====== DATA ======

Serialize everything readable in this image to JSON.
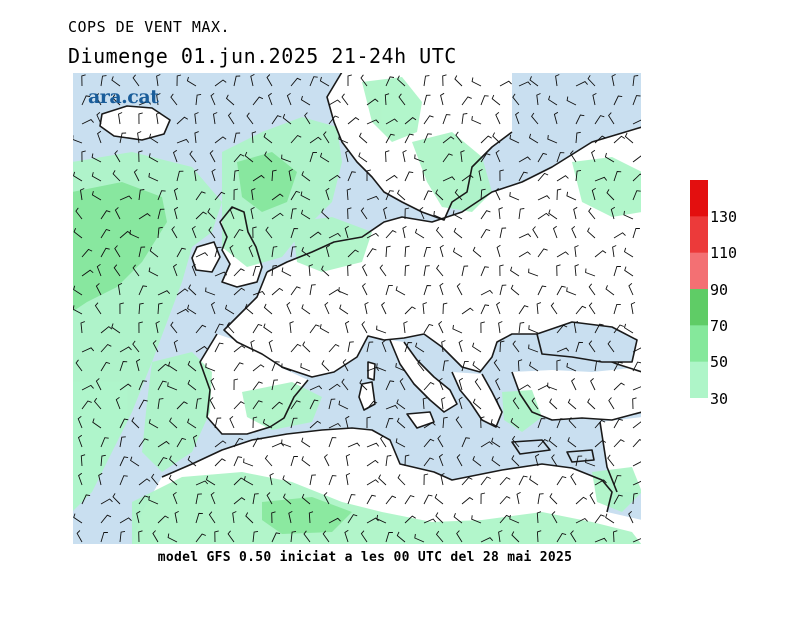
{
  "title_line1": "COPS DE VENT MAX.",
  "title_line2": "Diumenge  01.jun.2025 21-24h UTC",
  "footer": "model GFS 0.50 iniciat a les 00 UTC del 28 mai 2025",
  "logo_text": "ara.cat",
  "colors": {
    "sea": "#c9dff0",
    "land": "#ffffff",
    "coast": "#1a1a1a",
    "barb": "#111111",
    "logo": "#1a5d9a"
  },
  "legend": {
    "unit_values": [
      "30",
      "50",
      "70",
      "90",
      "110",
      "130"
    ],
    "bands": [
      {
        "from": 30,
        "to": 50,
        "color": "#aef5c8"
      },
      {
        "from": 50,
        "to": 70,
        "color": "#85e89b"
      },
      {
        "from": 70,
        "to": 90,
        "color": "#5fcc66"
      },
      {
        "from": 90,
        "to": 110,
        "color": "#f37073"
      },
      {
        "from": 110,
        "to": 130,
        "color": "#ec3a3a"
      },
      {
        "from": 130,
        "to": 150,
        "color": "#e30f0f"
      }
    ]
  }
}
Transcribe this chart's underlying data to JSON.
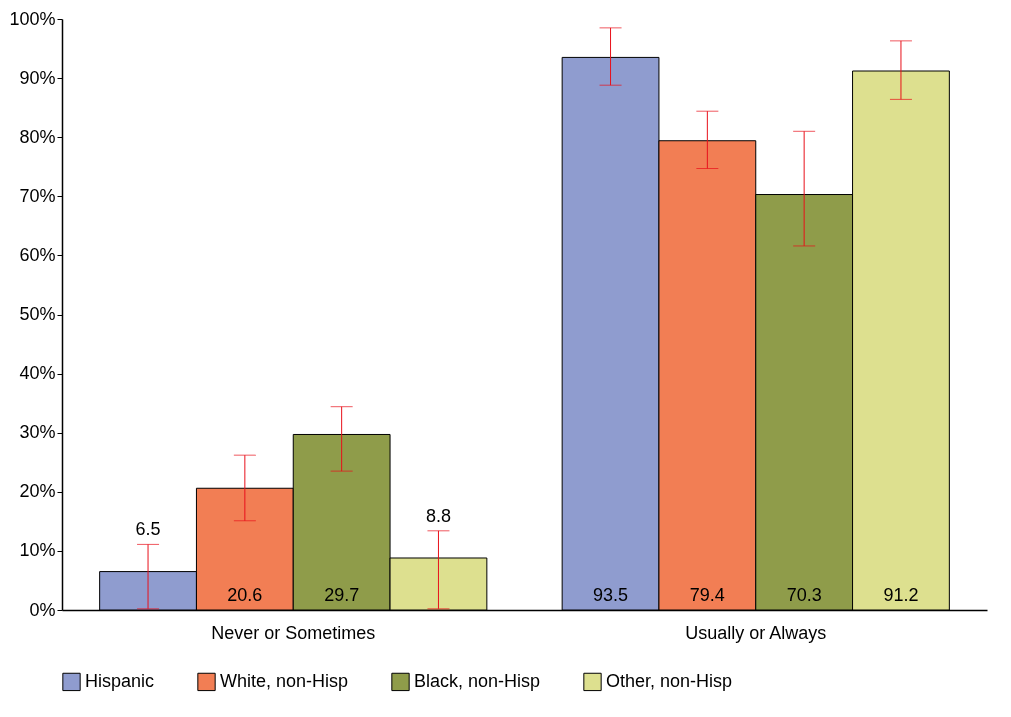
{
  "chart_data": {
    "type": "bar",
    "categories": [
      "Never or Sometimes",
      "Usually or Always"
    ],
    "series": [
      {
        "name": "Hispanic",
        "color": "#8f9ccf",
        "values": [
          6.5,
          93.5
        ],
        "errors": [
          [
            0.2,
            11.1
          ],
          [
            88.8,
            98.5
          ]
        ]
      },
      {
        "name": "White, non-Hisp",
        "color": "#f27e54",
        "values": [
          20.6,
          79.4
        ],
        "errors": [
          [
            15.1,
            26.2
          ],
          [
            74.7,
            84.4
          ]
        ]
      },
      {
        "name": "Black, non-Hisp",
        "color": "#8f9c4a",
        "values": [
          29.7,
          70.3
        ],
        "errors": [
          [
            23.5,
            34.4
          ],
          [
            61.6,
            81.0
          ]
        ]
      },
      {
        "name": "Other, non-Hisp",
        "color": "#dde08f",
        "values": [
          8.8,
          91.2
        ],
        "errors": [
          [
            0.2,
            13.4
          ],
          [
            86.4,
            96.3
          ]
        ]
      }
    ],
    "ylim": [
      0,
      100
    ],
    "yticks": [
      {
        "value": 0,
        "label": "0%"
      },
      {
        "value": 10,
        "label": "10%"
      },
      {
        "value": 20,
        "label": "20%"
      },
      {
        "value": 30,
        "label": "30%"
      },
      {
        "value": 40,
        "label": "40%"
      },
      {
        "value": 50,
        "label": "50%"
      },
      {
        "value": 60,
        "label": "60%"
      },
      {
        "value": 70,
        "label": "70%"
      },
      {
        "value": 80,
        "label": "80%"
      },
      {
        "value": 90,
        "label": "90%"
      },
      {
        "value": 100,
        "label": "100%"
      }
    ],
    "data_labels": true,
    "legend": "bottom",
    "grid": false
  }
}
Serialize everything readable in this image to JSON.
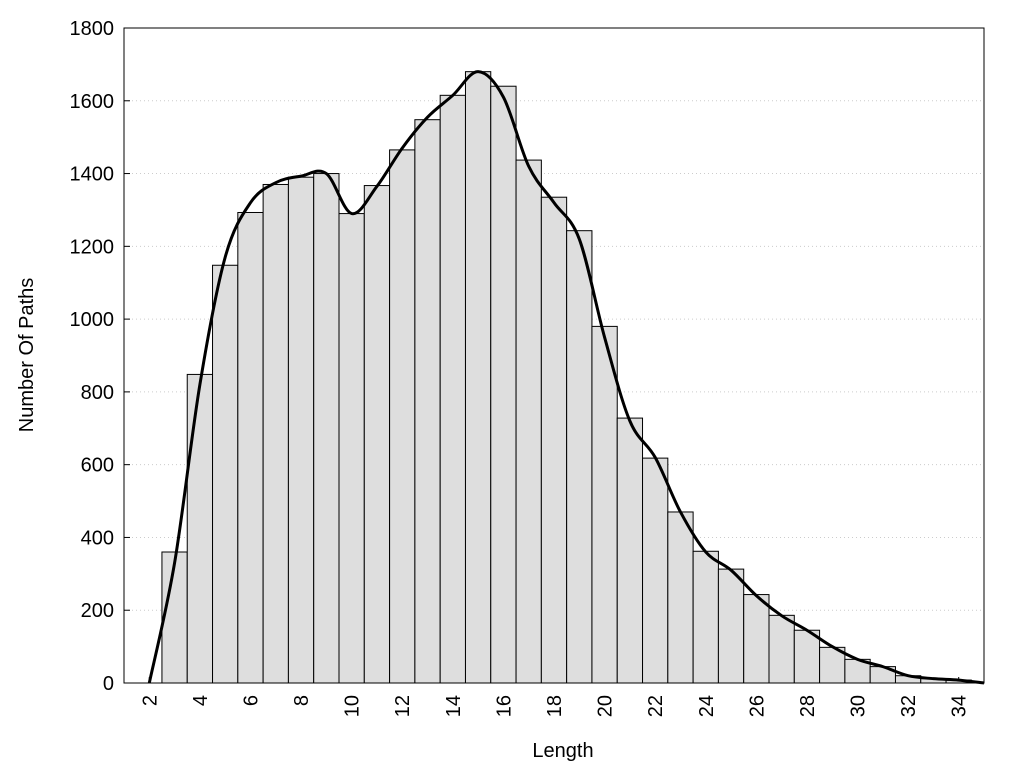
{
  "chart_data": {
    "type": "histogram",
    "xlabel": "Length",
    "ylabel": "Number Of Paths",
    "bins": [
      2.5,
      3.5,
      4.5,
      5.5,
      6.5,
      7.5,
      8.5,
      9.5,
      10.5,
      11.5,
      12.5,
      13.5,
      14.5,
      15.5,
      16.5,
      17.5,
      18.5,
      19.5,
      20.5,
      21.5,
      22.5,
      23.5,
      24.5,
      25.5,
      26.5,
      27.5,
      28.5,
      29.5,
      30.5,
      31.5,
      32.5,
      33.5,
      34.5
    ],
    "values": [
      360,
      848,
      1148,
      1293,
      1370,
      1390,
      1400,
      1290,
      1367,
      1465,
      1548,
      1615,
      1680,
      1640,
      1437,
      1335,
      1243,
      980,
      728,
      618,
      470,
      362,
      313,
      243,
      186,
      145,
      98,
      65,
      45,
      20,
      12,
      8
    ],
    "color": "#dedede",
    "curve": {
      "type": "line",
      "color": "#000000",
      "x": [
        2,
        3,
        4,
        5,
        6,
        7,
        8,
        9,
        10,
        11,
        12,
        13,
        14,
        15,
        16,
        17,
        18,
        19,
        20,
        21,
        22,
        23,
        24,
        25,
        26,
        27,
        28,
        29,
        30,
        31,
        32,
        33,
        34,
        35
      ],
      "values": [
        0,
        330,
        820,
        1170,
        1320,
        1375,
        1393,
        1400,
        1290,
        1365,
        1470,
        1555,
        1615,
        1680,
        1610,
        1420,
        1320,
        1220,
        950,
        720,
        620,
        470,
        360,
        310,
        240,
        185,
        145,
        100,
        65,
        45,
        20,
        12,
        8,
        0
      ]
    },
    "xlim": [
      1,
      35
    ],
    "ylim": [
      0,
      1800
    ],
    "xticks": [
      2,
      4,
      6,
      8,
      10,
      12,
      14,
      16,
      18,
      20,
      22,
      24,
      26,
      28,
      30,
      32,
      34
    ],
    "yticks": [
      0,
      200,
      400,
      600,
      800,
      1000,
      1200,
      1400,
      1600,
      1800
    ],
    "grid": true
  }
}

======

Can you retype every record above exactly, leaving out the pictures?

-- EXERCISE RESPONSE --
Serialize everything readable in this image to JSON.
{
  "title_line1": "COPS DE VENT MAX.",
  "title_line2": "Diumenge  01.jun.2025 21-24h UTC",
  "footer": "model GFS 0.50 iniciat a les 00 UTC del 28 mai 2025",
  "logo_text": "ara.cat",
  "colors": {
    "sea": "#c9dff0",
    "land": "#ffffff",
    "coast": "#1a1a1a",
    "barb": "#111111",
    "logo": "#1a5d9a"
  },
  "legend": {
    "unit_values": [
      "30",
      "50",
      "70",
      "90",
      "110",
      "130"
    ],
    "bands": [
      {
        "from": 30,
        "to": 50,
        "color": "#aef5c8"
      },
      {
        "from": 50,
        "to": 70,
        "color": "#85e89b"
      },
      {
        "from": 70,
        "to": 90,
        "color": "#5fcc66"
      },
      {
        "from": 90,
        "to": 110,
        "color": "#f37073"
      },
      {
        "from": 110,
        "to": 130,
        "color": "#ec3a3a"
      },
      {
        "from": 130,
        "to": 150,
        "color": "#e30f0f"
      }
    ]
  }
}
Transcribe this chart's underlying data to JSON.
{
  "chart_data": {
    "type": "bar",
    "categories": [
      "Never or Sometimes",
      "Usually or Always"
    ],
    "series": [
      {
        "name": "Hispanic",
        "color": "#8f9ccf",
        "values": [
          6.5,
          93.5
        ],
        "errors": [
          [
            0.2,
            11.1
          ],
          [
            88.8,
            98.5
          ]
        ]
      },
      {
        "name": "White, non-Hisp",
        "color": "#f27e54",
        "values": [
          20.6,
          79.4
        ],
        "errors": [
          [
            15.1,
            26.2
          ],
          [
            74.7,
            84.4
          ]
        ]
      },
      {
        "name": "Black, non-Hisp",
        "color": "#8f9c4a",
        "values": [
          29.7,
          70.3
        ],
        "errors": [
          [
            23.5,
            34.4
          ],
          [
            61.6,
            81.0
          ]
        ]
      },
      {
        "name": "Other, non-Hisp",
        "color": "#dde08f",
        "values": [
          8.8,
          91.2
        ],
        "errors": [
          [
            0.2,
            13.4
          ],
          [
            86.4,
            96.3
          ]
        ]
      }
    ],
    "ylim": [
      0,
      100
    ],
    "yticks": [
      {
        "value": 0,
        "label": "0%"
      },
      {
        "value": 10,
        "label": "10%"
      },
      {
        "value": 20,
        "label": "20%"
      },
      {
        "value": 30,
        "label": "30%"
      },
      {
        "value": 40,
        "label": "40%"
      },
      {
        "value": 50,
        "label": "50%"
      },
      {
        "value": 60,
        "label": "60%"
      },
      {
        "value": 70,
        "label": "70%"
      },
      {
        "value": 80,
        "label": "80%"
      },
      {
        "value": 90,
        "label": "90%"
      },
      {
        "value": 100,
        "label": "100%"
      }
    ],
    "data_labels": true,
    "legend": "bottom",
    "grid": false
  }
}
Serialize everything readable in this image to JSON.
{
  "chart_data": {
    "type": "histogram",
    "xlabel": "Length",
    "ylabel": "Number Of Paths",
    "bins": [
      2.5,
      3.5,
      4.5,
      5.5,
      6.5,
      7.5,
      8.5,
      9.5,
      10.5,
      11.5,
      12.5,
      13.5,
      14.5,
      15.5,
      16.5,
      17.5,
      18.5,
      19.5,
      20.5,
      21.5,
      22.5,
      23.5,
      24.5,
      25.5,
      26.5,
      27.5,
      28.5,
      29.5,
      30.5,
      31.5,
      32.5,
      33.5,
      34.5
    ],
    "values": [
      360,
      848,
      1148,
      1293,
      1370,
      1390,
      1400,
      1290,
      1367,
      1465,
      1548,
      1615,
      1680,
      1640,
      1437,
      1335,
      1243,
      980,
      728,
      618,
      470,
      362,
      313,
      243,
      186,
      145,
      98,
      65,
      45,
      20,
      12,
      8
    ],
    "color": "#dedede",
    "curve": {
      "type": "line",
      "color": "#000000",
      "x": [
        2,
        3,
        4,
        5,
        6,
        7,
        8,
        9,
        10,
        11,
        12,
        13,
        14,
        15,
        16,
        17,
        18,
        19,
        20,
        21,
        22,
        23,
        24,
        25,
        26,
        27,
        28,
        29,
        30,
        31,
        32,
        33,
        34,
        35
      ],
      "values": [
        0,
        330,
        820,
        1170,
        1320,
        1375,
        1393,
        1400,
        1290,
        1365,
        1470,
        1555,
        1615,
        1680,
        1610,
        1420,
        1320,
        1220,
        950,
        720,
        620,
        470,
        360,
        310,
        240,
        185,
        145,
        100,
        65,
        45,
        20,
        12,
        8,
        0
      ]
    },
    "xlim": [
      1,
      35
    ],
    "ylim": [
      0,
      1800
    ],
    "xticks": [
      2,
      4,
      6,
      8,
      10,
      12,
      14,
      16,
      18,
      20,
      22,
      24,
      26,
      28,
      30,
      32,
      34
    ],
    "yticks": [
      0,
      200,
      400,
      600,
      800,
      1000,
      1200,
      1400,
      1600,
      1800
    ],
    "grid": true
  }
}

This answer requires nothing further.